[START OF Source material]

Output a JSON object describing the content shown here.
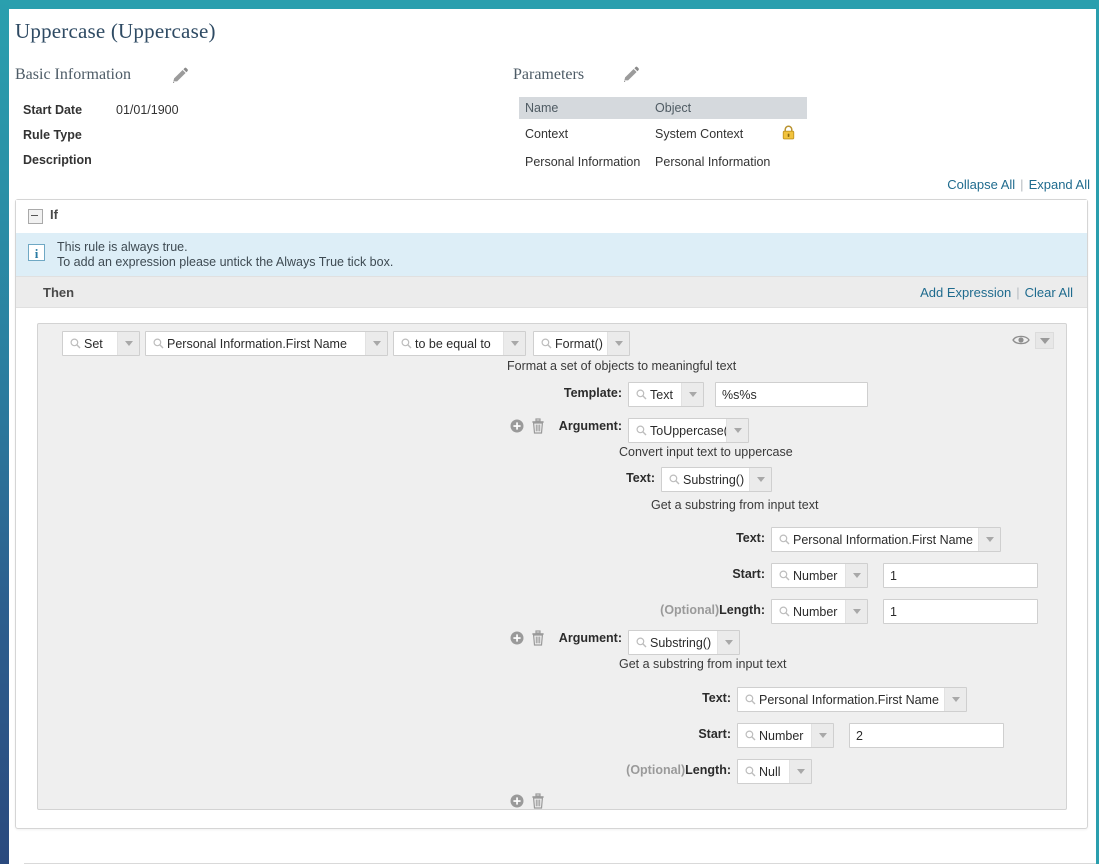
{
  "window": {
    "title": "Uppercase (Uppercase)",
    "accent_top": "#2a9fae",
    "accent_left_top": "#2a9fae",
    "accent_left_bottom": "#2b4a7e"
  },
  "basic_information": {
    "heading": "Basic Information",
    "edit_icon": "pencil-icon",
    "rows": [
      {
        "label": "Start Date",
        "value": "01/01/1900"
      },
      {
        "label": "Rule Type",
        "value": ""
      },
      {
        "label": "Description",
        "value": ""
      }
    ]
  },
  "parameters": {
    "heading": "Parameters",
    "edit_icon": "pencil-icon",
    "columns": [
      "Name",
      "Object",
      ""
    ],
    "rows": [
      {
        "name": "Context",
        "object": "System Context",
        "locked": true,
        "lock_icon": "lock-icon"
      },
      {
        "name": "Personal Information",
        "object": "Personal Information",
        "locked": false,
        "lock_icon": ""
      }
    ]
  },
  "tree_controls": {
    "collapse_all": "Collapse All",
    "expand_all": "Expand All",
    "link_color": "#1f6b8e"
  },
  "rule": {
    "if_section": {
      "label": "If",
      "toggle_icon": "collapse-minus-icon",
      "info_icon": "info-icon",
      "info_line_1": "This rule is always true.",
      "info_line_2": "To add an expression please untick the Always True tick box.",
      "banner_color": "#ddeef7"
    },
    "then_section": {
      "label": "Then",
      "add_expression": "Add Expression",
      "clear_all": "Clear All"
    },
    "expression": {
      "eye_icon": "eye-icon",
      "menu_icon": "chevron-down-icon",
      "action": {
        "value": "Set",
        "search_icon": "magnifier-icon"
      },
      "target": {
        "value": "Personal Information.First Name",
        "search_icon": "magnifier-icon"
      },
      "operator": {
        "value": "to be equal to",
        "search_icon": "magnifier-icon"
      },
      "function": {
        "value": "Format()",
        "search_icon": "magnifier-icon"
      },
      "function_description": "Format a set of objects to meaningful text",
      "template": {
        "label": "Template:",
        "type": "Text",
        "value": "%s%s"
      },
      "arguments": [
        {
          "label": "Argument:",
          "add_icon": "plus-circle-icon",
          "delete_icon": "trash-icon",
          "function": "ToUppercase()",
          "description": "Convert input text to uppercase",
          "fields": [
            {
              "label": "Text:",
              "type": "Substring()",
              "value": null,
              "optional": false
            }
          ],
          "nested": {
            "description": "Get a substring from input text",
            "fields": [
              {
                "label": "Text:",
                "type": "Personal Information.First Name",
                "value": null,
                "optional": false
              },
              {
                "label": "Start:",
                "type": "Number",
                "value": "1",
                "optional": false
              },
              {
                "label": "Length:",
                "optional_tag": "(Optional)",
                "type": "Number",
                "value": "1",
                "optional": true
              }
            ]
          }
        },
        {
          "label": "Argument:",
          "add_icon": "plus-circle-icon",
          "delete_icon": "trash-icon",
          "function": "Substring()",
          "description": "Get a substring from input text",
          "fields": [
            {
              "label": "Text:",
              "type": "Personal Information.First Name",
              "value": null,
              "optional": false
            },
            {
              "label": "Start:",
              "type": "Number",
              "value": "2",
              "optional": false
            },
            {
              "label": "Length:",
              "optional_tag": "(Optional)",
              "type": "Null",
              "value": null,
              "optional": true
            }
          ]
        }
      ],
      "footer": {
        "add_icon": "plus-circle-icon",
        "delete_icon": "trash-icon"
      }
    }
  }
}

[END OF Source material]

**The exercise:**
Write out all the entries again, word for word, and print no images.

**Worked solution:**
Output a JSON object describing the content shown here.
{
  "window": {
    "title": "Uppercase (Uppercase)",
    "accent_top": "#2a9fae",
    "accent_left_top": "#2a9fae",
    "accent_left_bottom": "#2b4a7e"
  },
  "basic_information": {
    "heading": "Basic Information",
    "edit_icon": "pencil-icon",
    "rows": [
      {
        "label": "Start Date",
        "value": "01/01/1900"
      },
      {
        "label": "Rule Type",
        "value": ""
      },
      {
        "label": "Description",
        "value": ""
      }
    ]
  },
  "parameters": {
    "heading": "Parameters",
    "edit_icon": "pencil-icon",
    "columns": [
      "Name",
      "Object",
      ""
    ],
    "rows": [
      {
        "name": "Context",
        "object": "System Context",
        "locked": true,
        "lock_icon": "lock-icon"
      },
      {
        "name": "Personal Information",
        "object": "Personal Information",
        "locked": false,
        "lock_icon": ""
      }
    ]
  },
  "tree_controls": {
    "collapse_all": "Collapse All",
    "expand_all": "Expand All",
    "link_color": "#1f6b8e"
  },
  "rule": {
    "if_section": {
      "label": "If",
      "toggle_icon": "collapse-minus-icon",
      "info_icon": "info-icon",
      "info_line_1": "This rule is always true.",
      "info_line_2": "To add an expression please untick the Always True tick box.",
      "banner_color": "#ddeef7"
    },
    "then_section": {
      "label": "Then",
      "add_expression": "Add Expression",
      "clear_all": "Clear All"
    },
    "expression": {
      "eye_icon": "eye-icon",
      "menu_icon": "chevron-down-icon",
      "action": {
        "value": "Set",
        "search_icon": "magnifier-icon"
      },
      "target": {
        "value": "Personal Information.First Name",
        "search_icon": "magnifier-icon"
      },
      "operator": {
        "value": "to be equal to",
        "search_icon": "magnifier-icon"
      },
      "function": {
        "value": "Format()",
        "search_icon": "magnifier-icon"
      },
      "function_description": "Format a set of objects to meaningful text",
      "template": {
        "label": "Template:",
        "type": "Text",
        "value": "%s%s"
      },
      "arguments": [
        {
          "label": "Argument:",
          "add_icon": "plus-circle-icon",
          "delete_icon": "trash-icon",
          "function": "ToUppercase()",
          "description": "Convert input text to uppercase",
          "fields": [
            {
              "label": "Text:",
              "type": "Substring()",
              "value": null,
              "optional": false
            }
          ],
          "nested": {
            "description": "Get a substring from input text",
            "fields": [
              {
                "label": "Text:",
                "type": "Personal Information.First Name",
                "value": null,
                "optional": false
              },
              {
                "label": "Start:",
                "type": "Number",
                "value": "1",
                "optional": false
              },
              {
                "label": "Length:",
                "optional_tag": "(Optional)",
                "type": "Number",
                "value": "1",
                "optional": true
              }
            ]
          }
        },
        {
          "label": "Argument:",
          "add_icon": "plus-circle-icon",
          "delete_icon": "trash-icon",
          "function": "Substring()",
          "description": "Get a substring from input text",
          "fields": [
            {
              "label": "Text:",
              "type": "Personal Information.First Name",
              "value": null,
              "optional": false
            },
            {
              "label": "Start:",
              "type": "Number",
              "value": "2",
              "optional": false
            },
            {
              "label": "Length:",
              "optional_tag": "(Optional)",
              "type": "Null",
              "value": null,
              "optional": true
            }
          ]
        }
      ],
      "footer": {
        "add_icon": "plus-circle-icon",
        "delete_icon": "trash-icon"
      }
    }
  }
}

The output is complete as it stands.